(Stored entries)
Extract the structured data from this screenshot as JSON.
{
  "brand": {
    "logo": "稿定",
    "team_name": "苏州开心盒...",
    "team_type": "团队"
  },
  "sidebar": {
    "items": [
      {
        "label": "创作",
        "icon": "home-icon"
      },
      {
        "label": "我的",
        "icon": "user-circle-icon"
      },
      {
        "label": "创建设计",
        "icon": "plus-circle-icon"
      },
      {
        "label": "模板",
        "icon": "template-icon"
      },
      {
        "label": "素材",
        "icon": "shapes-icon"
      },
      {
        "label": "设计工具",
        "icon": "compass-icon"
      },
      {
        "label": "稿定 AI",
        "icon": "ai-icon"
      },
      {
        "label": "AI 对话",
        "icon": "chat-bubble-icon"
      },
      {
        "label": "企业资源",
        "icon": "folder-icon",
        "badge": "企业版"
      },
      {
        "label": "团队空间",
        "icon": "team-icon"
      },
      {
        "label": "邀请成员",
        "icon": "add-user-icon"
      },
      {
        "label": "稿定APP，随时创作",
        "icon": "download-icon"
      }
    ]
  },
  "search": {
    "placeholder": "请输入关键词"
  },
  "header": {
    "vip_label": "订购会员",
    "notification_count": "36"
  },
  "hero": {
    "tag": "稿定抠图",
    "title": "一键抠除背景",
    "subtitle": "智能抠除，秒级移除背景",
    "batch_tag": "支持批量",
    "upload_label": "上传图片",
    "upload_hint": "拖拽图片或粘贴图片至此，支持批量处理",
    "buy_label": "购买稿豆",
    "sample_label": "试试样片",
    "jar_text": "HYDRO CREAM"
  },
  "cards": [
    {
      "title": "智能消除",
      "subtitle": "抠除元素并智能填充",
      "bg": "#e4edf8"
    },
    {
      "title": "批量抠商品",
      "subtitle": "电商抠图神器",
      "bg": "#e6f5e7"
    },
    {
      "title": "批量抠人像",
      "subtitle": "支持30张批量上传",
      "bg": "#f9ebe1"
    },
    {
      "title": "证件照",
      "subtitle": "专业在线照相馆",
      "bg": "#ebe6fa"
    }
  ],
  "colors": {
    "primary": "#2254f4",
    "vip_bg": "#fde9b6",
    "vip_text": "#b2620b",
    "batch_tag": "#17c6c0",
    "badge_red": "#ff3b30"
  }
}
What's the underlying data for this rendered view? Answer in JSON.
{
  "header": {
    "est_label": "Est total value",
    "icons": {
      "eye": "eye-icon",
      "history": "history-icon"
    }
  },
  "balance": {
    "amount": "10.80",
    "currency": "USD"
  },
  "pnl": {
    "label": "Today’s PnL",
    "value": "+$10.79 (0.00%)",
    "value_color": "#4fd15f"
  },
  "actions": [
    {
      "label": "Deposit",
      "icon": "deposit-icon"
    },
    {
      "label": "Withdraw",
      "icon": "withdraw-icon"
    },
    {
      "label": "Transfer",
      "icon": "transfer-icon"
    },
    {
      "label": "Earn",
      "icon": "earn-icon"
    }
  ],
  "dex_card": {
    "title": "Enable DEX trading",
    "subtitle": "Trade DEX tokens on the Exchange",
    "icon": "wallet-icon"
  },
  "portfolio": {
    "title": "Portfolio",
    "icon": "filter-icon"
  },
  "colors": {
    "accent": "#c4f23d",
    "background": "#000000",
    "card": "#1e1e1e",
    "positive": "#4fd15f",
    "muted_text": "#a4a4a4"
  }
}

▶ The task
Recopy the entries above exactly, with every line included.

▶ Written solution
Extract the structured data from this screenshot as JSON.
{
  "brand": {
    "logo": "稿定",
    "team_name": "苏州开心盒...",
    "team_type": "团队"
  },
  "sidebar": {
    "items": [
      {
        "label": "创作",
        "icon": "home-icon"
      },
      {
        "label": "我的",
        "icon": "user-circle-icon"
      },
      {
        "label": "创建设计",
        "icon": "plus-circle-icon"
      },
      {
        "label": "模板",
        "icon": "template-icon"
      },
      {
        "label": "素材",
        "icon": "shapes-icon"
      },
      {
        "label": "设计工具",
        "icon": "compass-icon"
      },
      {
        "label": "稿定 AI",
        "icon": "ai-icon"
      },
      {
        "label": "AI 对话",
        "icon": "chat-bubble-icon"
      },
      {
        "label": "企业资源",
        "icon": "folder-icon",
        "badge": "企业版"
      },
      {
        "label": "团队空间",
        "icon": "team-icon"
      },
      {
        "label": "邀请成员",
        "icon": "add-user-icon"
      },
      {
        "label": "稿定APP，随时创作",
        "icon": "download-icon"
      }
    ]
  },
  "search": {
    "placeholder": "请输入关键词"
  },
  "header": {
    "vip_label": "订购会员",
    "notification_count": "36"
  },
  "hero": {
    "tag": "稿定抠图",
    "title": "一键抠除背景",
    "subtitle": "智能抠除，秒级移除背景",
    "batch_tag": "支持批量",
    "upload_label": "上传图片",
    "upload_hint": "拖拽图片或粘贴图片至此，支持批量处理",
    "buy_label": "购买稿豆",
    "sample_label": "试试样片",
    "jar_text": "HYDRO CREAM"
  },
  "cards": [
    {
      "title": "智能消除",
      "subtitle": "抠除元素并智能填充",
      "bg": "#e4edf8"
    },
    {
      "title": "批量抠商品",
      "subtitle": "电商抠图神器",
      "bg": "#e6f5e7"
    },
    {
      "title": "批量抠人像",
      "subtitle": "支持30张批量上传",
      "bg": "#f9ebe1"
    },
    {
      "title": "证件照",
      "subtitle": "专业在线照相馆",
      "bg": "#ebe6fa"
    }
  ],
  "colors": {
    "primary": "#2254f4",
    "vip_bg": "#fde9b6",
    "vip_text": "#b2620b",
    "batch_tag": "#17c6c0",
    "badge_red": "#ff3b30"
  }
}
What's the underlying data for this rendered view? Answer in JSON.
{
  "header": {
    "est_label": "Est total value",
    "icons": {
      "eye": "eye-icon",
      "history": "history-icon"
    }
  },
  "balance": {
    "amount": "10.80",
    "currency": "USD"
  },
  "pnl": {
    "label": "Today’s PnL",
    "value": "+$10.79 (0.00%)",
    "value_color": "#4fd15f"
  },
  "actions": [
    {
      "label": "Deposit",
      "icon": "deposit-icon"
    },
    {
      "label": "Withdraw",
      "icon": "withdraw-icon"
    },
    {
      "label": "Transfer",
      "icon": "transfer-icon"
    },
    {
      "label": "Earn",
      "icon": "earn-icon"
    }
  ],
  "dex_card": {
    "title": "Enable DEX trading",
    "subtitle": "Trade DEX tokens on the Exchange",
    "icon": "wallet-icon"
  },
  "portfolio": {
    "title": "Portfolio",
    "icon": "filter-icon"
  },
  "colors": {
    "accent": "#c4f23d",
    "background": "#000000",
    "card": "#1e1e1e",
    "positive": "#4fd15f",
    "muted_text": "#a4a4a4"
  }
}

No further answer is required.